» **Provided data**
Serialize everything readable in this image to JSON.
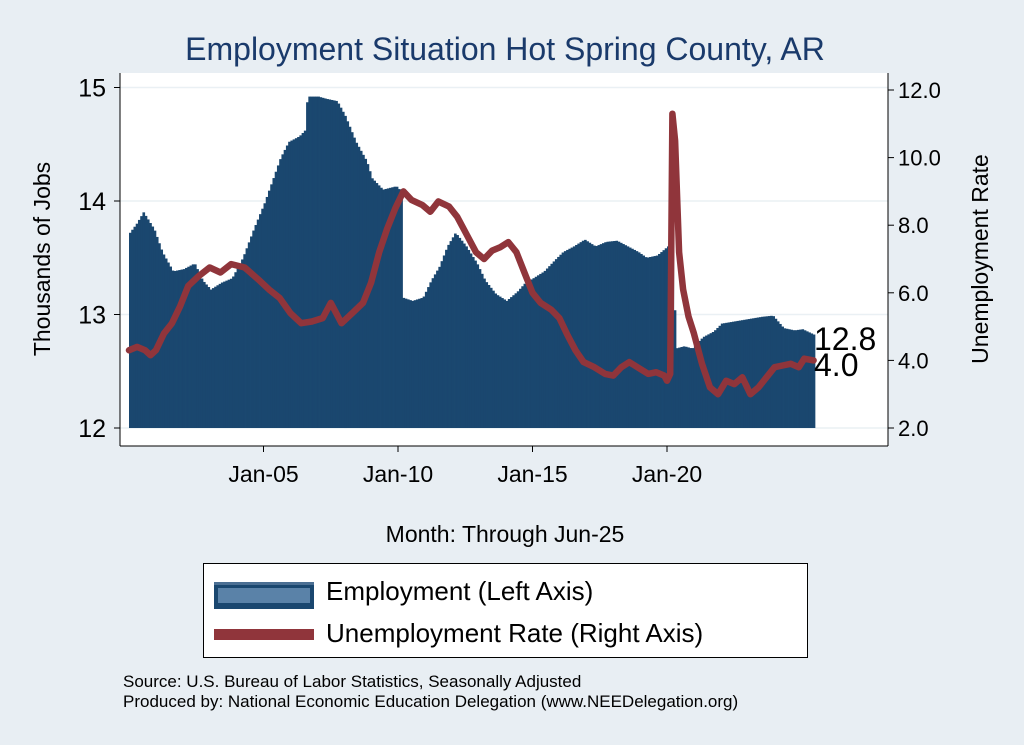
{
  "chart_data": {
    "type": "bar+line",
    "title": "Employment Situation Hot Spring  County, AR",
    "xlabel": "Month: Through Jun-25",
    "ylabel_left": "Thousands of Jobs",
    "ylabel_right": "Unemployment Rate",
    "x_start": "Jan-00",
    "x_end": "Jun-25",
    "x_ticks": [
      {
        "label": "Jan-05",
        "year": 2005
      },
      {
        "label": "Jan-10",
        "year": 2010
      },
      {
        "label": "Jan-15",
        "year": 2015
      },
      {
        "label": "Jan-20",
        "year": 2020
      }
    ],
    "ylim_left": [
      12,
      15
    ],
    "yticks_left": [
      "12",
      "13",
      "14",
      "15"
    ],
    "ylim_right": [
      2.0,
      12.0
    ],
    "yticks_right": [
      "2.0",
      "4.0",
      "6.0",
      "8.0",
      "10.0",
      "12.0"
    ],
    "grid": true,
    "series": [
      {
        "name": "Employment (Left Axis)",
        "axis": "left",
        "render": "area",
        "color": "#1a476f",
        "keypoints": [
          [
            2000.0,
            13.72
          ],
          [
            2000.25,
            13.8
          ],
          [
            2000.5,
            13.9
          ],
          [
            2000.9,
            13.75
          ],
          [
            2001.2,
            13.55
          ],
          [
            2001.6,
            13.38
          ],
          [
            2002.0,
            13.4
          ],
          [
            2002.4,
            13.45
          ],
          [
            2002.7,
            13.3
          ],
          [
            2003.0,
            13.22
          ],
          [
            2003.4,
            13.28
          ],
          [
            2003.8,
            13.32
          ],
          [
            2004.2,
            13.5
          ],
          [
            2004.6,
            13.75
          ],
          [
            2005.0,
            13.98
          ],
          [
            2005.3,
            14.18
          ],
          [
            2005.6,
            14.38
          ],
          [
            2005.9,
            14.52
          ],
          [
            2006.3,
            14.57
          ],
          [
            2006.5,
            14.62
          ],
          [
            2006.6,
            14.92
          ],
          [
            2007.0,
            14.92
          ],
          [
            2007.3,
            14.9
          ],
          [
            2007.7,
            14.88
          ],
          [
            2008.0,
            14.75
          ],
          [
            2008.4,
            14.52
          ],
          [
            2008.8,
            14.35
          ],
          [
            2009.0,
            14.2
          ],
          [
            2009.4,
            14.1
          ],
          [
            2009.9,
            14.13
          ],
          [
            2010.1,
            14.08
          ],
          [
            2010.12,
            13.15
          ],
          [
            2010.5,
            13.12
          ],
          [
            2010.9,
            13.15
          ],
          [
            2011.2,
            13.3
          ],
          [
            2011.5,
            13.42
          ],
          [
            2011.8,
            13.6
          ],
          [
            2012.1,
            13.72
          ],
          [
            2012.5,
            13.6
          ],
          [
            2012.9,
            13.45
          ],
          [
            2013.2,
            13.3
          ],
          [
            2013.6,
            13.18
          ],
          [
            2014.0,
            13.12
          ],
          [
            2014.4,
            13.2
          ],
          [
            2014.7,
            13.28
          ],
          [
            2015.0,
            13.32
          ],
          [
            2015.4,
            13.38
          ],
          [
            2015.8,
            13.48
          ],
          [
            2016.1,
            13.55
          ],
          [
            2016.5,
            13.6
          ],
          [
            2016.9,
            13.66
          ],
          [
            2017.3,
            13.6
          ],
          [
            2017.7,
            13.64
          ],
          [
            2018.1,
            13.65
          ],
          [
            2018.5,
            13.6
          ],
          [
            2018.9,
            13.55
          ],
          [
            2019.2,
            13.5
          ],
          [
            2019.6,
            13.52
          ],
          [
            2019.9,
            13.58
          ],
          [
            2020.0,
            13.6
          ],
          [
            2020.2,
            13.6
          ],
          [
            2020.28,
            12.7
          ],
          [
            2020.6,
            12.72
          ],
          [
            2020.9,
            12.7
          ],
          [
            2021.3,
            12.8
          ],
          [
            2021.7,
            12.85
          ],
          [
            2022.0,
            12.92
          ],
          [
            2022.5,
            12.94
          ],
          [
            2023.0,
            12.96
          ],
          [
            2023.5,
            12.98
          ],
          [
            2023.9,
            12.99
          ],
          [
            2024.3,
            12.88
          ],
          [
            2024.7,
            12.86
          ],
          [
            2025.0,
            12.87
          ],
          [
            2025.45,
            12.82
          ]
        ],
        "last_value": "12.8"
      },
      {
        "name": "Unemployment Rate (Right Axis)",
        "axis": "right",
        "render": "line",
        "color": "#90353b",
        "keypoints": [
          [
            2000.0,
            4.3
          ],
          [
            2000.3,
            4.4
          ],
          [
            2000.6,
            4.3
          ],
          [
            2000.8,
            4.15
          ],
          [
            2001.0,
            4.3
          ],
          [
            2001.3,
            4.8
          ],
          [
            2001.6,
            5.1
          ],
          [
            2001.9,
            5.6
          ],
          [
            2002.2,
            6.2
          ],
          [
            2002.6,
            6.5
          ],
          [
            2003.0,
            6.75
          ],
          [
            2003.4,
            6.6
          ],
          [
            2003.8,
            6.85
          ],
          [
            2004.3,
            6.75
          ],
          [
            2004.8,
            6.4
          ],
          [
            2005.2,
            6.1
          ],
          [
            2005.6,
            5.85
          ],
          [
            2006.0,
            5.4
          ],
          [
            2006.4,
            5.1
          ],
          [
            2006.8,
            5.15
          ],
          [
            2007.2,
            5.25
          ],
          [
            2007.5,
            5.7
          ],
          [
            2007.9,
            5.1
          ],
          [
            2008.3,
            5.4
          ],
          [
            2008.7,
            5.7
          ],
          [
            2009.0,
            6.3
          ],
          [
            2009.3,
            7.2
          ],
          [
            2009.6,
            7.9
          ],
          [
            2009.9,
            8.5
          ],
          [
            2010.2,
            9.0
          ],
          [
            2010.5,
            8.75
          ],
          [
            2010.9,
            8.6
          ],
          [
            2011.2,
            8.4
          ],
          [
            2011.5,
            8.7
          ],
          [
            2011.9,
            8.55
          ],
          [
            2012.2,
            8.25
          ],
          [
            2012.5,
            7.8
          ],
          [
            2012.9,
            7.2
          ],
          [
            2013.2,
            7.0
          ],
          [
            2013.5,
            7.25
          ],
          [
            2013.8,
            7.35
          ],
          [
            2014.1,
            7.5
          ],
          [
            2014.4,
            7.2
          ],
          [
            2014.7,
            6.6
          ],
          [
            2015.0,
            6.0
          ],
          [
            2015.3,
            5.7
          ],
          [
            2015.7,
            5.5
          ],
          [
            2016.0,
            5.25
          ],
          [
            2016.3,
            4.75
          ],
          [
            2016.6,
            4.3
          ],
          [
            2016.9,
            3.95
          ],
          [
            2017.3,
            3.8
          ],
          [
            2017.7,
            3.6
          ],
          [
            2018.0,
            3.55
          ],
          [
            2018.3,
            3.8
          ],
          [
            2018.6,
            3.95
          ],
          [
            2019.0,
            3.75
          ],
          [
            2019.3,
            3.6
          ],
          [
            2019.6,
            3.65
          ],
          [
            2019.9,
            3.55
          ],
          [
            2020.0,
            3.4
          ],
          [
            2020.12,
            3.6
          ],
          [
            2020.2,
            11.3
          ],
          [
            2020.3,
            10.5
          ],
          [
            2020.45,
            7.2
          ],
          [
            2020.6,
            6.1
          ],
          [
            2020.8,
            5.3
          ],
          [
            2021.0,
            4.8
          ],
          [
            2021.3,
            3.9
          ],
          [
            2021.6,
            3.2
          ],
          [
            2021.9,
            3.0
          ],
          [
            2022.2,
            3.4
          ],
          [
            2022.5,
            3.3
          ],
          [
            2022.8,
            3.5
          ],
          [
            2023.1,
            3.0
          ],
          [
            2023.4,
            3.2
          ],
          [
            2023.7,
            3.5
          ],
          [
            2024.0,
            3.8
          ],
          [
            2024.3,
            3.85
          ],
          [
            2024.6,
            3.9
          ],
          [
            2024.9,
            3.8
          ],
          [
            2025.1,
            4.05
          ],
          [
            2025.45,
            4.0
          ]
        ],
        "last_value": "4.0"
      }
    ]
  },
  "legend": {
    "employment_label": "Employment (Left Axis)",
    "unemployment_label": "Unemployment Rate (Right Axis)"
  },
  "source": {
    "line1": "Source: U.S. Bureau of Labor Statistics, Seasonally Adjusted",
    "line2": "Produced by: National Economic Education Delegation (www.NEEDelegation.org)"
  }
}
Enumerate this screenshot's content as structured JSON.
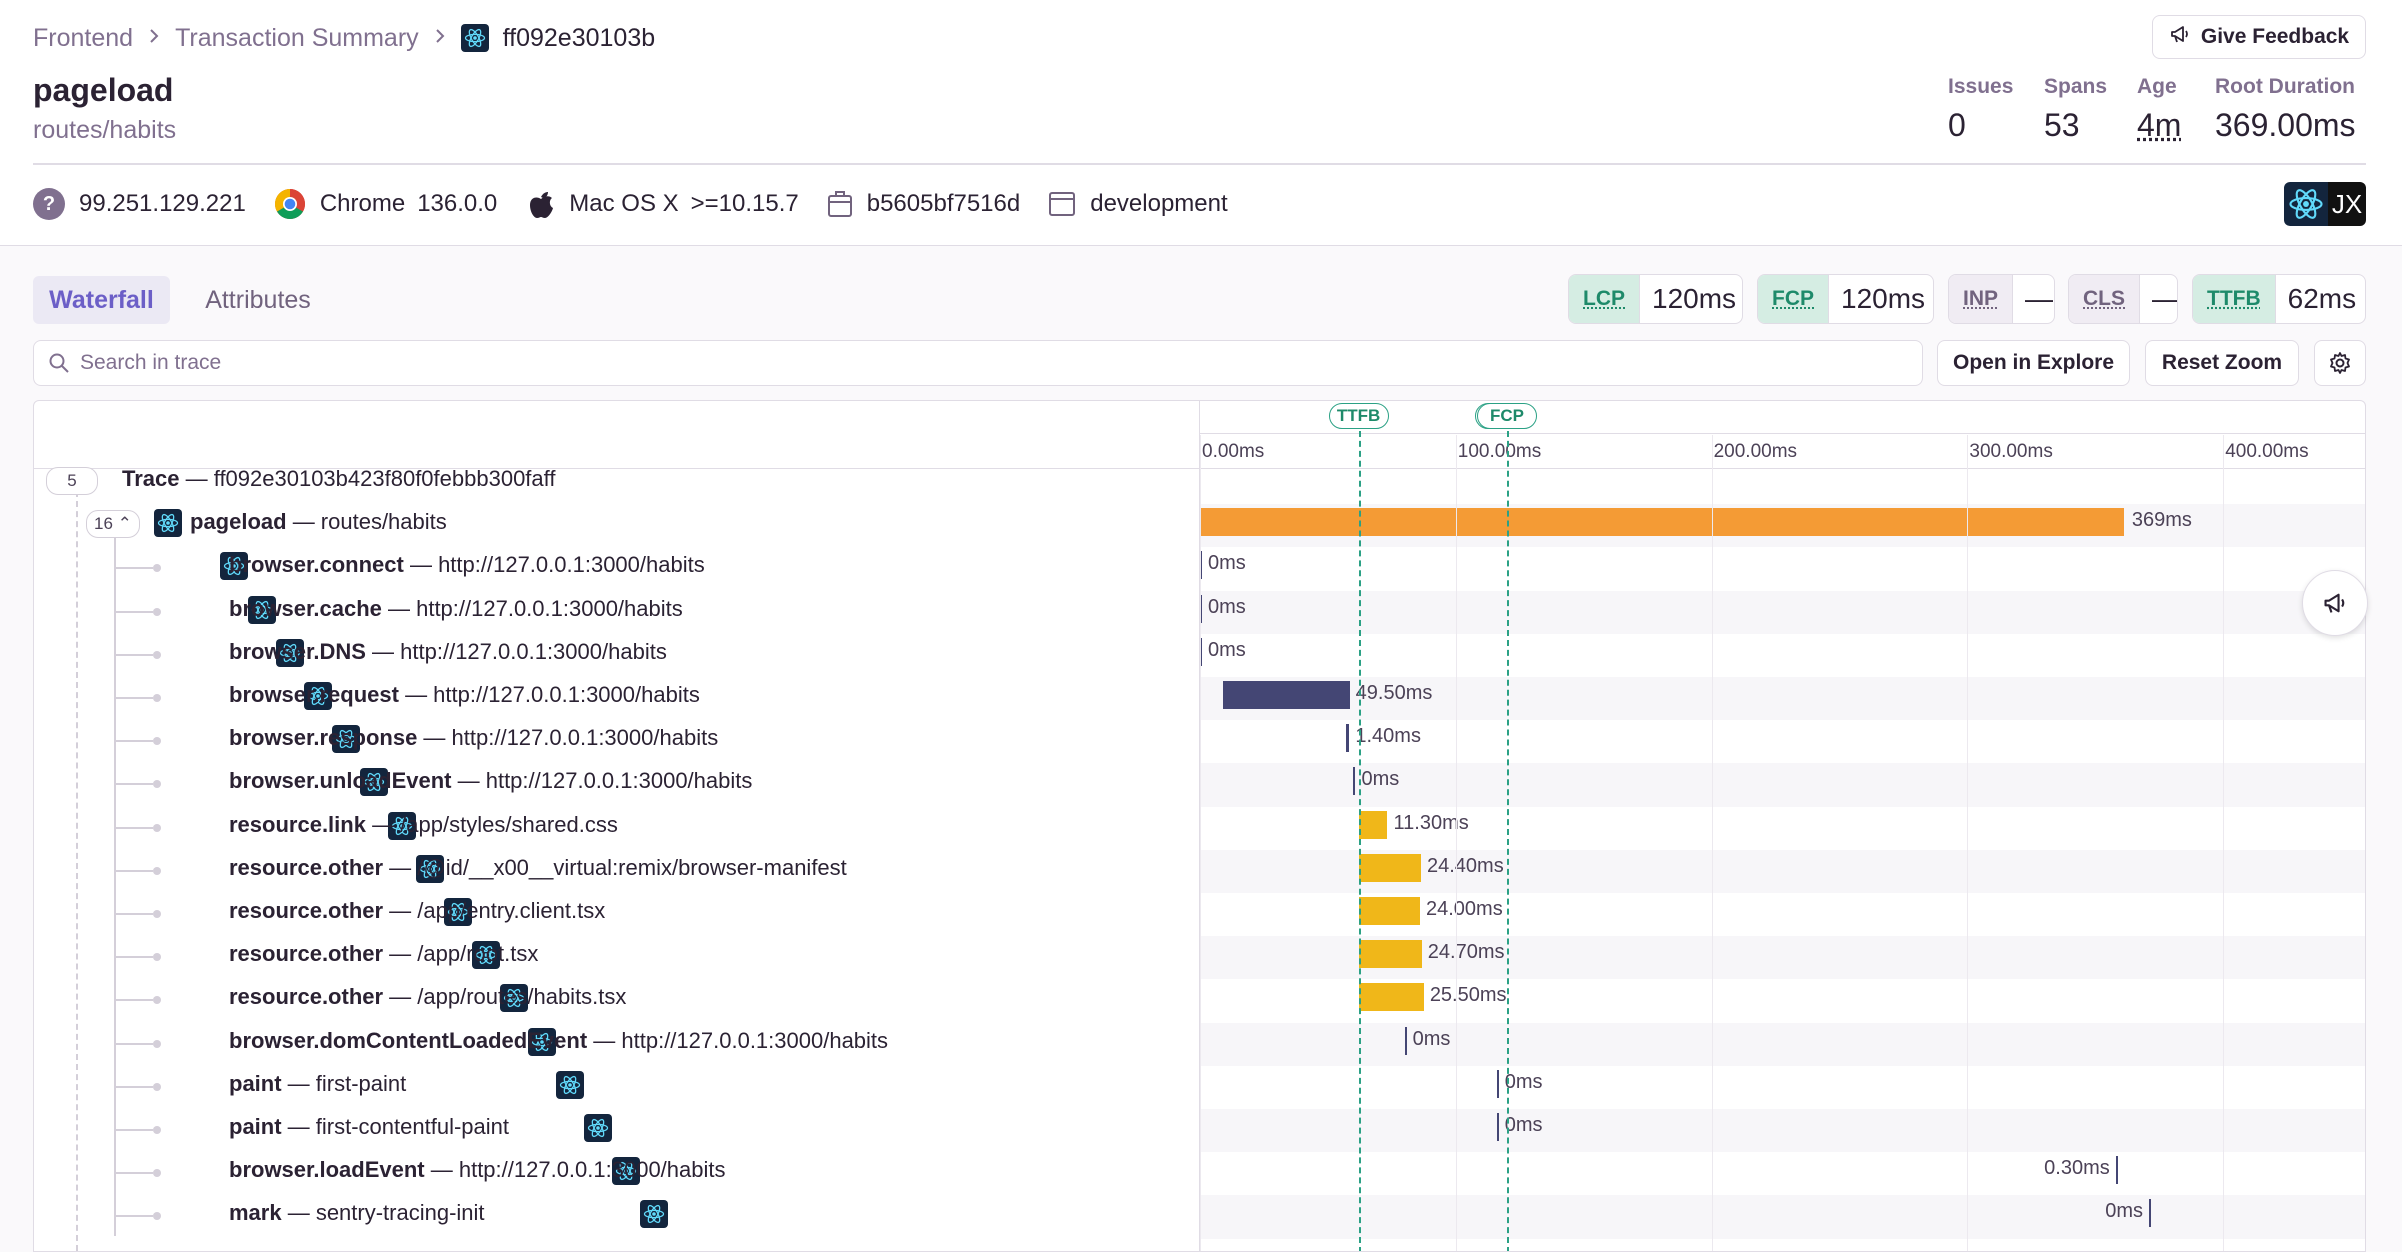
{
  "breadcrumb": {
    "items": [
      "Frontend",
      "Transaction Summary"
    ],
    "current": "ff092e30103b"
  },
  "feedback_button": "Give Feedback",
  "header": {
    "title": "pageload",
    "subtitle": "routes/habits",
    "stats": [
      {
        "label": "Issues",
        "value": "0"
      },
      {
        "label": "Spans",
        "value": "53"
      },
      {
        "label": "Age",
        "value": "4m"
      },
      {
        "label": "Root Duration",
        "value": "369.00ms"
      }
    ]
  },
  "context": {
    "ip": "99.251.129.221",
    "browser": "Chrome",
    "browser_version": "136.0.0",
    "os": "Mac OS X",
    "os_version": ">=10.15.7",
    "release": "b5605bf7516d",
    "environment": "development",
    "platform_badge": "JX"
  },
  "tabs": [
    "Waterfall",
    "Attributes"
  ],
  "web_vitals": [
    {
      "label": "LCP",
      "value": "120ms",
      "status": "good"
    },
    {
      "label": "FCP",
      "value": "120ms",
      "status": "good"
    },
    {
      "label": "INP",
      "value": "—",
      "status": "none"
    },
    {
      "label": "CLS",
      "value": "—",
      "status": "none"
    },
    {
      "label": "TTFB",
      "value": "62ms",
      "status": "good"
    }
  ],
  "search": {
    "placeholder": "Search in trace"
  },
  "toolbar": {
    "open_explore": "Open in Explore",
    "reset_zoom": "Reset Zoom"
  },
  "timeline": {
    "ticks": [
      "0.00ms",
      "100.00ms",
      "200.00ms",
      "300.00ms",
      "400.00ms"
    ],
    "markers": [
      "TTFB",
      "FCP"
    ]
  },
  "trace": {
    "root_count": "5",
    "root_label": "Trace",
    "root_id": "ff092e30103b423f80f0febbb300faff",
    "txn_count": "16",
    "txn_op": "pageload",
    "txn_desc": "routes/habits",
    "txn_duration": "369ms",
    "colors": {
      "orange": "#f49b35",
      "navy": "#444674",
      "yellow": "#f0b719",
      "marker": "#2ba185"
    }
  },
  "spans": [
    {
      "op": "browser.connect",
      "desc": "http://127.0.0.1:3000/habits",
      "duration": "0ms"
    },
    {
      "op": "browser.cache",
      "desc": "http://127.0.0.1:3000/habits",
      "duration": "0ms"
    },
    {
      "op": "browser.DNS",
      "desc": "http://127.0.0.1:3000/habits",
      "duration": "0ms"
    },
    {
      "op": "browser.request",
      "desc": "http://127.0.0.1:3000/habits",
      "duration": "49.50ms"
    },
    {
      "op": "browser.response",
      "desc": "http://127.0.0.1:3000/habits",
      "duration": "1.40ms"
    },
    {
      "op": "browser.unloadEvent",
      "desc": "http://127.0.0.1:3000/habits",
      "duration": "0ms"
    },
    {
      "op": "resource.link",
      "desc": "/app/styles/shared.css",
      "duration": "11.30ms"
    },
    {
      "op": "resource.other",
      "desc": "/@id/__x00__virtual:remix/browser-manifest",
      "duration": "24.40ms"
    },
    {
      "op": "resource.other",
      "desc": "/app/entry.client.tsx",
      "duration": "24.00ms"
    },
    {
      "op": "resource.other",
      "desc": "/app/root.tsx",
      "duration": "24.70ms"
    },
    {
      "op": "resource.other",
      "desc": "/app/routes/habits.tsx",
      "duration": "25.50ms"
    },
    {
      "op": "browser.domContentLoadedEvent",
      "desc": "http://127.0.0.1:3000/habits",
      "duration": "0ms"
    },
    {
      "op": "paint",
      "desc": "first-paint",
      "duration": "0ms"
    },
    {
      "op": "paint",
      "desc": "first-contentful-paint",
      "duration": "0ms"
    },
    {
      "op": "browser.loadEvent",
      "desc": "http://127.0.0.1:3000/habits",
      "duration": "0.30ms"
    },
    {
      "op": "mark",
      "desc": "sentry-tracing-init",
      "duration": "0ms"
    }
  ]
}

» **Exercise**
Pull out all lines from the entries above that include the word "JSON".

» **The result**
Serialize everything readable in this image to JSON.
Enumerate this screenshot's content as structured JSON.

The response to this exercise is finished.